▶ Dataset extract:
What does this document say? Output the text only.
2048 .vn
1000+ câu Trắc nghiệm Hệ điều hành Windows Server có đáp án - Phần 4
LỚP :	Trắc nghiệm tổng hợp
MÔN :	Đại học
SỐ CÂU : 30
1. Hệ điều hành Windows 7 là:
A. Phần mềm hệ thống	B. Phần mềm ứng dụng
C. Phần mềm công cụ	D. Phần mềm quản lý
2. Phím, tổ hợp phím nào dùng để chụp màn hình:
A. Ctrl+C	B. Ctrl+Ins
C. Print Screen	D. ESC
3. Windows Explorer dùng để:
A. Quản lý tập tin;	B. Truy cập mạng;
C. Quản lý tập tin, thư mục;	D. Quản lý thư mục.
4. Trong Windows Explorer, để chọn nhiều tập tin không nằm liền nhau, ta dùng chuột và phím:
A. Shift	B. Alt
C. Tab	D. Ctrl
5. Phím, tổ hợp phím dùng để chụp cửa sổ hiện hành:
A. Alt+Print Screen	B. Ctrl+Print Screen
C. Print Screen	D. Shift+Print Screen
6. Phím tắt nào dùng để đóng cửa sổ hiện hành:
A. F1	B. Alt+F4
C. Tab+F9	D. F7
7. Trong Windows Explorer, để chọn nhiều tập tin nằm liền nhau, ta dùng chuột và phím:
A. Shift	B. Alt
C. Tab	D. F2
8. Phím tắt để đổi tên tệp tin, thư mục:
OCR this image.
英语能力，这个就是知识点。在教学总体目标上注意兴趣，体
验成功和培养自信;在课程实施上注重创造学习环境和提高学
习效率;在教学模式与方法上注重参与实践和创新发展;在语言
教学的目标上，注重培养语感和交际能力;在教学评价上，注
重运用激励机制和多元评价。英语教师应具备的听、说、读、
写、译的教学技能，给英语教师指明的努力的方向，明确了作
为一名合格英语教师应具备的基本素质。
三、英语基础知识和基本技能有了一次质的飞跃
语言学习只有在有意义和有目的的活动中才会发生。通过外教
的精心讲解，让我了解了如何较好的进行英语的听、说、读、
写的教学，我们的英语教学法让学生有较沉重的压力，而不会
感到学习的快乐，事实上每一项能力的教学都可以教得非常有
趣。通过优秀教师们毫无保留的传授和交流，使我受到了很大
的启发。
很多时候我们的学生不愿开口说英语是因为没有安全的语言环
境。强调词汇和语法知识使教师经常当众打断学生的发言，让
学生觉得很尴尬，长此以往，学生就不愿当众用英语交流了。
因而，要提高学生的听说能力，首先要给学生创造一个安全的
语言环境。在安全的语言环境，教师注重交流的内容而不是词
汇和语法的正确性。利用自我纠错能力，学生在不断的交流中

▶ Short exercise: Exactly reproduce every line found in the records.

▶ The completed task:
What does this document say? Output the text only.
2048 .vn
1000+ câu Trắc nghiệm Hệ điều hành Windows Server có đáp án - Phần 4
LỚP :	Trắc nghiệm tổng hợp
MÔN :	Đại học
SỐ CÂU : 30
1. Hệ điều hành Windows 7 là:
A. Phần mềm hệ thống	B. Phần mềm ứng dụng
C. Phần mềm công cụ	D. Phần mềm quản lý
2. Phím, tổ hợp phím nào dùng để chụp màn hình:
A. Ctrl+C	B. Ctrl+Ins
C. Print Screen	D. ESC
3. Windows Explorer dùng để:
A. Quản lý tập tin;	B. Truy cập mạng;
C. Quản lý tập tin, thư mục;	D. Quản lý thư mục.
4. Trong Windows Explorer, để chọn nhiều tập tin không nằm liền nhau, ta dùng chuột và phím:
A. Shift	B. Alt
C. Tab	D. Ctrl
5. Phím, tổ hợp phím dùng để chụp cửa sổ hiện hành:
A. Alt+Print Screen	B. Ctrl+Print Screen
C. Print Screen	D. Shift+Print Screen
6. Phím tắt nào dùng để đóng cửa sổ hiện hành:
A. F1	B. Alt+F4
C. Tab+F9	D. F7
7. Trong Windows Explorer, để chọn nhiều tập tin nằm liền nhau, ta dùng chuột và phím:
A. Shift	B. Alt
C. Tab	D. F2
8. Phím tắt để đổi tên tệp tin, thư mục:
OCR this image.
英语能力，这个就是知识点。在教学总体目标上注意兴趣，体
验成功和培养自信;在课程实施上注重创造学习环境和提高学
习效率;在教学模式与方法上注重参与实践和创新发展;在语言
教学的目标上，注重培养语感和交际能力;在教学评价上，注
重运用激励机制和多元评价。英语教师应具备的听、说、读、
写、译的教学技能，给英语教师指明的努力的方向，明确了作
为一名合格英语教师应具备的基本素质。
三、英语基础知识和基本技能有了一次质的飞跃
语言学习只有在有意义和有目的的活动中才会发生。通过外教
的精心讲解，让我了解了如何较好的进行英语的听、说、读、
写的教学，我们的英语教学法让学生有较沉重的压力，而不会
感到学习的快乐，事实上每一项能力的教学都可以教得非常有
趣。通过优秀教师们毫无保留的传授和交流，使我受到了很大
的启发。
很多时候我们的学生不愿开口说英语是因为没有安全的语言环
境。强调词汇和语法知识使教师经常当众打断学生的发言，让
学生觉得很尴尬，长此以往，学生就不愿当众用英语交流了。
因而，要提高学生的听说能力，首先要给学生创造一个安全的
语言环境。在安全的语言环境，教师注重交流的内容而不是词
汇和语法的正确性。利用自我纠错能力，学生在不断的交流中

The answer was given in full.